--- BEGIN PROVIDED RECORDS ---
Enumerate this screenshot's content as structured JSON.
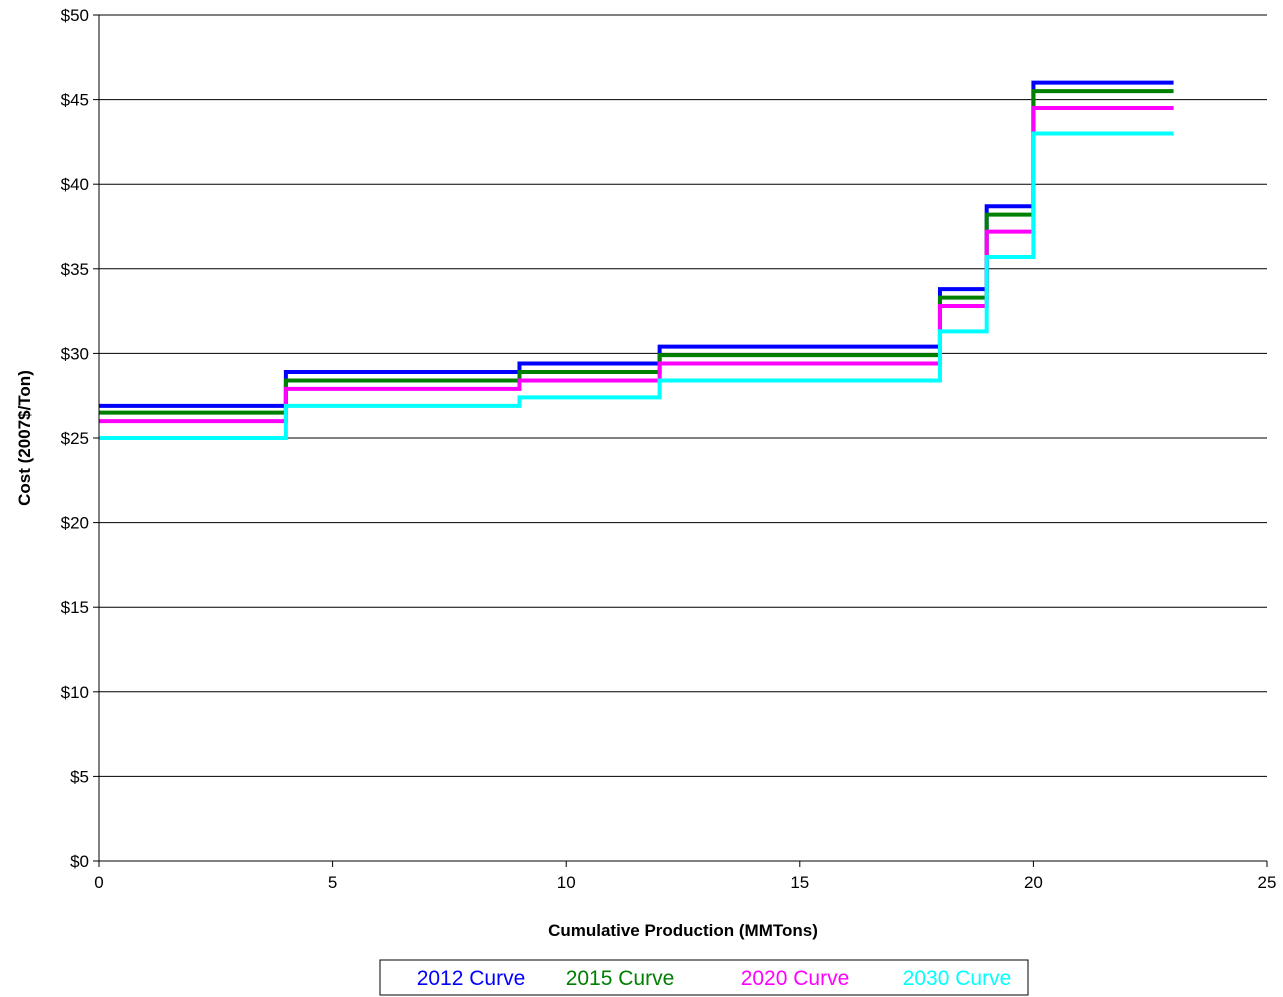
{
  "chart_data": {
    "type": "line",
    "step": true,
    "xlabel": "Cumulative Production (MMTons)",
    "ylabel": "Cost (2007$/Ton)",
    "xlim": [
      0,
      25
    ],
    "ylim": [
      0,
      50
    ],
    "x_ticks": [
      0,
      5,
      10,
      15,
      20,
      25
    ],
    "x_tick_labels": [
      "0",
      "5",
      "10",
      "15",
      "20",
      "25"
    ],
    "y_ticks": [
      0,
      5,
      10,
      15,
      20,
      25,
      30,
      35,
      40,
      45,
      50
    ],
    "y_tick_labels": [
      "$0",
      "$5",
      "$10",
      "$15",
      "$20",
      "$25",
      "$30",
      "$35",
      "$40",
      "$45",
      "$50"
    ],
    "grid": "horizontal",
    "legend_position": "bottom",
    "series": [
      {
        "name": "2012 Curve",
        "color": "#0000ff",
        "steps": [
          {
            "x0": 0,
            "x1": 4,
            "y": 26.9
          },
          {
            "x0": 4,
            "x1": 9,
            "y": 28.9
          },
          {
            "x0": 9,
            "x1": 12,
            "y": 29.4
          },
          {
            "x0": 12,
            "x1": 18,
            "y": 30.4
          },
          {
            "x0": 18,
            "x1": 19,
            "y": 33.8
          },
          {
            "x0": 19,
            "x1": 20,
            "y": 38.7
          },
          {
            "x0": 20,
            "x1": 23,
            "y": 46.0
          }
        ]
      },
      {
        "name": "2015 Curve",
        "color": "#008000",
        "steps": [
          {
            "x0": 0,
            "x1": 4,
            "y": 26.5
          },
          {
            "x0": 4,
            "x1": 9,
            "y": 28.4
          },
          {
            "x0": 9,
            "x1": 12,
            "y": 28.9
          },
          {
            "x0": 12,
            "x1": 18,
            "y": 29.9
          },
          {
            "x0": 18,
            "x1": 19,
            "y": 33.3
          },
          {
            "x0": 19,
            "x1": 20,
            "y": 38.2
          },
          {
            "x0": 20,
            "x1": 23,
            "y": 45.5
          }
        ]
      },
      {
        "name": "2020 Curve",
        "color": "#ff00ff",
        "steps": [
          {
            "x0": 0,
            "x1": 4,
            "y": 26.0
          },
          {
            "x0": 4,
            "x1": 9,
            "y": 27.9
          },
          {
            "x0": 9,
            "x1": 12,
            "y": 28.4
          },
          {
            "x0": 12,
            "x1": 18,
            "y": 29.4
          },
          {
            "x0": 18,
            "x1": 19,
            "y": 32.8
          },
          {
            "x0": 19,
            "x1": 20,
            "y": 37.2
          },
          {
            "x0": 20,
            "x1": 23,
            "y": 44.5
          }
        ]
      },
      {
        "name": "2030 Curve",
        "color": "#00ffff",
        "steps": [
          {
            "x0": 0,
            "x1": 4,
            "y": 25.0
          },
          {
            "x0": 4,
            "x1": 9,
            "y": 26.9
          },
          {
            "x0": 9,
            "x1": 12,
            "y": 27.4
          },
          {
            "x0": 12,
            "x1": 18,
            "y": 28.4
          },
          {
            "x0": 18,
            "x1": 19,
            "y": 31.3
          },
          {
            "x0": 19,
            "x1": 20,
            "y": 35.7
          },
          {
            "x0": 20,
            "x1": 23,
            "y": 43.0
          }
        ]
      }
    ]
  }
}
--- END PROVIDED RECORDS ---
SHORT TASK: A single figure is required: the number of lines above in which the word "color" occurs.

REPLY: 4